A run of records:
⁂

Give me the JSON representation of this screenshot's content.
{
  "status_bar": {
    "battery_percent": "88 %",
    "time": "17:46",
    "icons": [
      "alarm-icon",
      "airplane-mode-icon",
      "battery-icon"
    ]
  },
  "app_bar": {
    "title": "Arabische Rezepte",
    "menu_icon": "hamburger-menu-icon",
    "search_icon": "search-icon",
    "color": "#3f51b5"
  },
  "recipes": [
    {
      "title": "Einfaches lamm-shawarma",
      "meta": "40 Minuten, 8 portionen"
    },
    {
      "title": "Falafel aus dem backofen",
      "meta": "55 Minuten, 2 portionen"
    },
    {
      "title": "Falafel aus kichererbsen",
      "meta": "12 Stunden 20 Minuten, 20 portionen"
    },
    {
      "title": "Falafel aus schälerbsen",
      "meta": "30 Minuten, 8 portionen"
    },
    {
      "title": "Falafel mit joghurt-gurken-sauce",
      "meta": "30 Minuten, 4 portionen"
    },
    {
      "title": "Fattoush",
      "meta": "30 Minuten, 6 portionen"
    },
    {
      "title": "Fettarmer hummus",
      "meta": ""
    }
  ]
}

⁂

• **Do this**: Working from the material above, retype it in its entirety without change.

• **Response for this exercise**:
Give me the JSON representation of this screenshot's content.
{
  "status_bar": {
    "battery_percent": "88 %",
    "time": "17:46",
    "icons": [
      "alarm-icon",
      "airplane-mode-icon",
      "battery-icon"
    ]
  },
  "app_bar": {
    "title": "Arabische Rezepte",
    "menu_icon": "hamburger-menu-icon",
    "search_icon": "search-icon",
    "color": "#3f51b5"
  },
  "recipes": [
    {
      "title": "Einfaches lamm-shawarma",
      "meta": "40 Minuten, 8 portionen"
    },
    {
      "title": "Falafel aus dem backofen",
      "meta": "55 Minuten, 2 portionen"
    },
    {
      "title": "Falafel aus kichererbsen",
      "meta": "12 Stunden 20 Minuten, 20 portionen"
    },
    {
      "title": "Falafel aus schälerbsen",
      "meta": "30 Minuten, 8 portionen"
    },
    {
      "title": "Falafel mit joghurt-gurken-sauce",
      "meta": "30 Minuten, 4 portionen"
    },
    {
      "title": "Fattoush",
      "meta": "30 Minuten, 6 portionen"
    },
    {
      "title": "Fettarmer hummus",
      "meta": ""
    }
  ]
}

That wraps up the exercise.